▶ [TASK GOAL]:
Reproduce the listing word for word from its first line through the line containing "174, 280, 189]", including both of those lines.
#### DATASET RECORDS
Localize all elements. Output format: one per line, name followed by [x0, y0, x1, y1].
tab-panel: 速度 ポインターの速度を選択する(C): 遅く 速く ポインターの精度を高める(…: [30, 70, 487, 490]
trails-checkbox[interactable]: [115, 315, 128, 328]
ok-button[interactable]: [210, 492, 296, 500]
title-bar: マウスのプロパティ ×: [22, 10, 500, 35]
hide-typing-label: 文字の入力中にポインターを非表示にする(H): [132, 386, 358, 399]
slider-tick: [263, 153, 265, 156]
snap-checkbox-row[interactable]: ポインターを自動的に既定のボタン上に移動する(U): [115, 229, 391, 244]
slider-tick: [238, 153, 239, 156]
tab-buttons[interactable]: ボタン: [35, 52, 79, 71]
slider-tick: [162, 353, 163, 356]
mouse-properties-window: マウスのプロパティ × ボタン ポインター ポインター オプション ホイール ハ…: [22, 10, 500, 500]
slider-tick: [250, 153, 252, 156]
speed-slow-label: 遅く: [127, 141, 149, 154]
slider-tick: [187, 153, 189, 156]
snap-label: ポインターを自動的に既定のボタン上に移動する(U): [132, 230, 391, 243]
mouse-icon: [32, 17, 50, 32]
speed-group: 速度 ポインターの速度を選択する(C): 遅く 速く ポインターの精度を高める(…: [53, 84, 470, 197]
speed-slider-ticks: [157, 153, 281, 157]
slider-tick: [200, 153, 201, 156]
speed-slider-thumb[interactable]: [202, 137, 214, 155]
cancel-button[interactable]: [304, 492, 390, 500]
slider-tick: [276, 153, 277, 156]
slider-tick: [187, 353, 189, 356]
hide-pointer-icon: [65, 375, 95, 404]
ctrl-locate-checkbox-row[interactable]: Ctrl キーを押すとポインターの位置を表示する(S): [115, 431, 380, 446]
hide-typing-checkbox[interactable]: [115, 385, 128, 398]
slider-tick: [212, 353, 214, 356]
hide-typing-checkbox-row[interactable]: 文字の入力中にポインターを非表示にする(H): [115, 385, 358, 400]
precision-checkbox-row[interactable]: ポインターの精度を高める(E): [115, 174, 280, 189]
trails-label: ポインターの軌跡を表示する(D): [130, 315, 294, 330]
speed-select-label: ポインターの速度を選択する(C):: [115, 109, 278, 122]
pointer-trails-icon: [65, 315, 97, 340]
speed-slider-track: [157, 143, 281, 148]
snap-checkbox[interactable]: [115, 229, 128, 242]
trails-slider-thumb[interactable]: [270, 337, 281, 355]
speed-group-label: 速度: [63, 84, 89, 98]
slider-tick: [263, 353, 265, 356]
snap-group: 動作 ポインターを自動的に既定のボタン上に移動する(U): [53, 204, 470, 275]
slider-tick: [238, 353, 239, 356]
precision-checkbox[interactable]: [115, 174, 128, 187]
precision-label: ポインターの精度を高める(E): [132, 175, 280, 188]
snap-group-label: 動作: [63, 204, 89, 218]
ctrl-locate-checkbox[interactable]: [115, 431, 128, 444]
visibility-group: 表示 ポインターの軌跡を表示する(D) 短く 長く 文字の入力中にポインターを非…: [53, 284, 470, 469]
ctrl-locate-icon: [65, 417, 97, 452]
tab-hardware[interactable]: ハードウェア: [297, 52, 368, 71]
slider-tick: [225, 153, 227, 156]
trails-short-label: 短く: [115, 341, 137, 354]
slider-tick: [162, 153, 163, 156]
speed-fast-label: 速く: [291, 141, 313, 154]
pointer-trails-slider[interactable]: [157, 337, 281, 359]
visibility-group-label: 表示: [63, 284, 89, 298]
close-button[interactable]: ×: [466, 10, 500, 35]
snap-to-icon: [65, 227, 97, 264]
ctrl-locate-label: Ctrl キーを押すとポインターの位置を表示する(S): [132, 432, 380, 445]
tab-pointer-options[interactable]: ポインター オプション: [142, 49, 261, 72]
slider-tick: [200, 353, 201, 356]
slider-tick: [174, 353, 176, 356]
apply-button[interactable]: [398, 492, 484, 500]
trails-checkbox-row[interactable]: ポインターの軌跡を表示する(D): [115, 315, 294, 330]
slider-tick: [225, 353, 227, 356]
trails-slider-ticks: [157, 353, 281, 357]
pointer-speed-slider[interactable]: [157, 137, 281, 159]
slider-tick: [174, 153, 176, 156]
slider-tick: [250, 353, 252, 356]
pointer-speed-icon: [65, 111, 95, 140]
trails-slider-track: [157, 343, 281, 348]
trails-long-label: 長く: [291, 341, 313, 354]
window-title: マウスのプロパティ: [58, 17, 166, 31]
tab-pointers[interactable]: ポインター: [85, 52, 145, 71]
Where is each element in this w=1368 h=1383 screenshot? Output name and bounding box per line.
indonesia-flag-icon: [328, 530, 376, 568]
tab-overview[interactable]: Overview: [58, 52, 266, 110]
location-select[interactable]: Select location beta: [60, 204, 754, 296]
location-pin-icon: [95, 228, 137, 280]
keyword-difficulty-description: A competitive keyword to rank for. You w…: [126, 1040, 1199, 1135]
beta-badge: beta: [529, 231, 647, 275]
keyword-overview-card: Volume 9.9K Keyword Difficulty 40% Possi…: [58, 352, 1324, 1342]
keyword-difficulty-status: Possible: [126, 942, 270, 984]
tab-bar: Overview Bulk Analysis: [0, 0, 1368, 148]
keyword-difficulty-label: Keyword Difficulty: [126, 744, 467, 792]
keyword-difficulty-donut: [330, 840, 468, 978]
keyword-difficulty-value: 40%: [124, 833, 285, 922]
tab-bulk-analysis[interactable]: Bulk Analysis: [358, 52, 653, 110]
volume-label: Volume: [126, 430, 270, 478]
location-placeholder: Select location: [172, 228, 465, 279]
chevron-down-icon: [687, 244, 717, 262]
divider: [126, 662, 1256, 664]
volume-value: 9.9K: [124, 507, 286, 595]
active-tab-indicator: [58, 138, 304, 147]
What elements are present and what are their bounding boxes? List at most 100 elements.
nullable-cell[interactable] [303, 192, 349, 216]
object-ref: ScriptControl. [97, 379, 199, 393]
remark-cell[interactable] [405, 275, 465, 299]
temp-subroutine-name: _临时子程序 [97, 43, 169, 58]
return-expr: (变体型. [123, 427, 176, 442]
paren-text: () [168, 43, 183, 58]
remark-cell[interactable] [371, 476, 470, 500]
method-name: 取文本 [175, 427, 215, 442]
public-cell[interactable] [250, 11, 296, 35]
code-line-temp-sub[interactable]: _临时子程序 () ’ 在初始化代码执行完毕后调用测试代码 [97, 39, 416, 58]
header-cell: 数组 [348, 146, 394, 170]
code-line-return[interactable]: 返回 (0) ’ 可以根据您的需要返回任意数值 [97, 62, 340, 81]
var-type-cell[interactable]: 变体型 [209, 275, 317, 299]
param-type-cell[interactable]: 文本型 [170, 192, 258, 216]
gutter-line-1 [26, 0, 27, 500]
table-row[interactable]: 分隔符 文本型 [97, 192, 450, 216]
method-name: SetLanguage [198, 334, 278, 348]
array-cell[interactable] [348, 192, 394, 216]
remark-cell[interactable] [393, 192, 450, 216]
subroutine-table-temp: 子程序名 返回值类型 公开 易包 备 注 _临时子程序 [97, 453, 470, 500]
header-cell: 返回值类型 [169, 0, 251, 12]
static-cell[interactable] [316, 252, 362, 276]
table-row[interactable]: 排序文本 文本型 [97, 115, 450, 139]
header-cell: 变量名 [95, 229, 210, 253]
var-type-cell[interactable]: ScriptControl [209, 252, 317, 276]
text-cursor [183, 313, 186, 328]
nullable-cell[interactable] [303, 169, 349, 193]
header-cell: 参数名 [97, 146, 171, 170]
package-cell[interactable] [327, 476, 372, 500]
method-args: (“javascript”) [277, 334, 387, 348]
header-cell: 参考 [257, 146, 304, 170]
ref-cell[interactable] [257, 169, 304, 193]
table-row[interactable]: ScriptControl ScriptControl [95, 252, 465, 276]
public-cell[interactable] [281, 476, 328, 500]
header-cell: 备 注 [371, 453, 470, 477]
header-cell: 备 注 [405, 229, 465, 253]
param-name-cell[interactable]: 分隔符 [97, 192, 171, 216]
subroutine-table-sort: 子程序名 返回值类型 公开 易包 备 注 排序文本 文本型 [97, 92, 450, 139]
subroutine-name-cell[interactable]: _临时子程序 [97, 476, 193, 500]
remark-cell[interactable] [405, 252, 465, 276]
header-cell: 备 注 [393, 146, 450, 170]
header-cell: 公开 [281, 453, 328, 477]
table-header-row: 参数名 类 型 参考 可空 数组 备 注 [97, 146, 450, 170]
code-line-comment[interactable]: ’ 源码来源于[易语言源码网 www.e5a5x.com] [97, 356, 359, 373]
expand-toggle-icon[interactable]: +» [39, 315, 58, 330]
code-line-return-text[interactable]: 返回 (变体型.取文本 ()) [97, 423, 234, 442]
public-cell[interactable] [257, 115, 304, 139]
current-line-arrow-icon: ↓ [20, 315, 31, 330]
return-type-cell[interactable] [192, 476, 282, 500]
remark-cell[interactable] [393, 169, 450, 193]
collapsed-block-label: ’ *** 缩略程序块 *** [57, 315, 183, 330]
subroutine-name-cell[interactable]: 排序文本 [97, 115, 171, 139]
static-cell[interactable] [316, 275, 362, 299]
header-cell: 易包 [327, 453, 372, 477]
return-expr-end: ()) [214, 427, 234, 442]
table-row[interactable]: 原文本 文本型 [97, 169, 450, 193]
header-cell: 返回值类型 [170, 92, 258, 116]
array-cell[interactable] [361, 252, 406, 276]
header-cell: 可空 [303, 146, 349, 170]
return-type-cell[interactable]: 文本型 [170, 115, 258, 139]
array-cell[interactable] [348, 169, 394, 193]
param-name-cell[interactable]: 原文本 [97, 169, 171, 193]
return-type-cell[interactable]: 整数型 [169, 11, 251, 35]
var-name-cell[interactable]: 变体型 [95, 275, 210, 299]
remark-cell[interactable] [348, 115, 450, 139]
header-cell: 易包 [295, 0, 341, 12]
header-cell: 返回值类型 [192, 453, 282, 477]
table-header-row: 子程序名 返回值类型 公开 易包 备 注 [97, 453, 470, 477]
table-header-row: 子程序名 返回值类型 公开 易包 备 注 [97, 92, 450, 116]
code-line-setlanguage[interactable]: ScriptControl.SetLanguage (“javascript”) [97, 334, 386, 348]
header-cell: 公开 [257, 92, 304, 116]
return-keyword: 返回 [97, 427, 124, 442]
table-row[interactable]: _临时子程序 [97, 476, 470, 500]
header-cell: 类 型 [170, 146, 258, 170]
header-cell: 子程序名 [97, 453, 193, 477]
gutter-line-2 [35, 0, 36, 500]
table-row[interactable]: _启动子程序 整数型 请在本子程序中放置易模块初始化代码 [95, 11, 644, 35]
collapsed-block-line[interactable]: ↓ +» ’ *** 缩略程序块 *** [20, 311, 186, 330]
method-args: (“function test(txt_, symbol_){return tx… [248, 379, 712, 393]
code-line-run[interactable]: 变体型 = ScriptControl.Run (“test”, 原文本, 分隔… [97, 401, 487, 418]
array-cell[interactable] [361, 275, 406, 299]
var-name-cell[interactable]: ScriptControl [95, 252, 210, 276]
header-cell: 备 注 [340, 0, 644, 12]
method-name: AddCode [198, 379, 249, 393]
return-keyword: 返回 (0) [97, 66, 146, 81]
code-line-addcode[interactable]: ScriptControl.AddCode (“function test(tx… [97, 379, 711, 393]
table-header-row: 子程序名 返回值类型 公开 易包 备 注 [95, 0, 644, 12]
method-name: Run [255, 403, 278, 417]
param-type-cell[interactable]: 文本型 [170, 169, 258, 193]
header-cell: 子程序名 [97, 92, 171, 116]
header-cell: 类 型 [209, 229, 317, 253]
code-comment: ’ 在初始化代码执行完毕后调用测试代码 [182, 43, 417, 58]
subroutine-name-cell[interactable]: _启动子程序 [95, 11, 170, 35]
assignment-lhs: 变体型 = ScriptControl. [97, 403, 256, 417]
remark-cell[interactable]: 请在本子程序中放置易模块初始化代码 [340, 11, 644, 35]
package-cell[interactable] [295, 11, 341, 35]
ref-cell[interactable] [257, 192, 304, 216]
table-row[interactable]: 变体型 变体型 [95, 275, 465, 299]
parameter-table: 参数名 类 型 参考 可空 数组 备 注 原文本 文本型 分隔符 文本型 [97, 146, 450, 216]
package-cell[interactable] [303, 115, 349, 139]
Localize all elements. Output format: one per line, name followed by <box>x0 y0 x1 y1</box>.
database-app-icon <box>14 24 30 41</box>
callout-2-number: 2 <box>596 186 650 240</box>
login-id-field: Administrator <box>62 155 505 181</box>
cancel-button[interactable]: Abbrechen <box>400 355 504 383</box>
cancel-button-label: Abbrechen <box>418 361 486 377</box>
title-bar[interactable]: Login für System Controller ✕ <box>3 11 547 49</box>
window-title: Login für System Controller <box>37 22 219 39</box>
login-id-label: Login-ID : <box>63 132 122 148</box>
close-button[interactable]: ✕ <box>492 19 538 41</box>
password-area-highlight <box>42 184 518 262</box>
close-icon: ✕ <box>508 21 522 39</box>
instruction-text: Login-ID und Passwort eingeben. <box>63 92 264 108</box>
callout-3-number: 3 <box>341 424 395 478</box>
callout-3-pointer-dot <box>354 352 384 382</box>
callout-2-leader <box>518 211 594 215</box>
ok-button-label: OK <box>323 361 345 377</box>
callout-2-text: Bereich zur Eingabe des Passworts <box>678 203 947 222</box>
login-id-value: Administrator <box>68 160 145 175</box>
########
▶ [WRITTEN ANSWER]:
Localize all elements. Output format: one per line, name followed by [x0, y0, x1, y1].
tab-panel: 速度 ポインターの速度を選択する(C): 遅く 速く ポインターの精度を高める(…: [30, 70, 487, 490]
trails-checkbox[interactable]: [115, 315, 128, 328]
ok-button[interactable]: [210, 492, 296, 500]
title-bar: マウスのプロパティ ×: [22, 10, 500, 35]
hide-typing-label: 文字の入力中にポインターを非表示にする(H): [132, 386, 358, 399]
slider-tick: [263, 153, 265, 156]
snap-checkbox-row[interactable]: ポインターを自動的に既定のボタン上に移動する(U): [115, 229, 391, 244]
slider-tick: [238, 153, 239, 156]
tab-buttons[interactable]: ボタン: [35, 52, 79, 71]
slider-tick: [162, 353, 163, 356]
mouse-properties-window: マウスのプロパティ × ボタン ポインター ポインター オプション ホイール ハ…: [22, 10, 500, 500]
slider-tick: [250, 153, 252, 156]
speed-slow-label: 遅く: [127, 141, 149, 154]
slider-tick: [187, 153, 189, 156]
snap-label: ポインターを自動的に既定のボタン上に移動する(U): [132, 230, 391, 243]
mouse-icon: [32, 17, 50, 32]
speed-group: 速度 ポインターの速度を選択する(C): 遅く 速く ポインターの精度を高める(…: [53, 84, 470, 197]
speed-slider-ticks: [157, 153, 281, 157]
slider-tick: [200, 153, 201, 156]
speed-slider-thumb[interactable]: [202, 137, 214, 155]
cancel-button[interactable]: [304, 492, 390, 500]
slider-tick: [276, 153, 277, 156]
slider-tick: [187, 353, 189, 356]
hide-pointer-icon: [65, 375, 95, 404]
ctrl-locate-checkbox-row[interactable]: Ctrl キーを押すとポインターの位置を表示する(S): [115, 431, 380, 446]
hide-typing-checkbox[interactable]: [115, 385, 128, 398]
slider-tick: [212, 353, 214, 356]
hide-typing-checkbox-row[interactable]: 文字の入力中にポインターを非表示にする(H): [115, 385, 358, 400]
precision-checkbox-row[interactable]: ポインターの精度を高める(E): [115, 174, 280, 189]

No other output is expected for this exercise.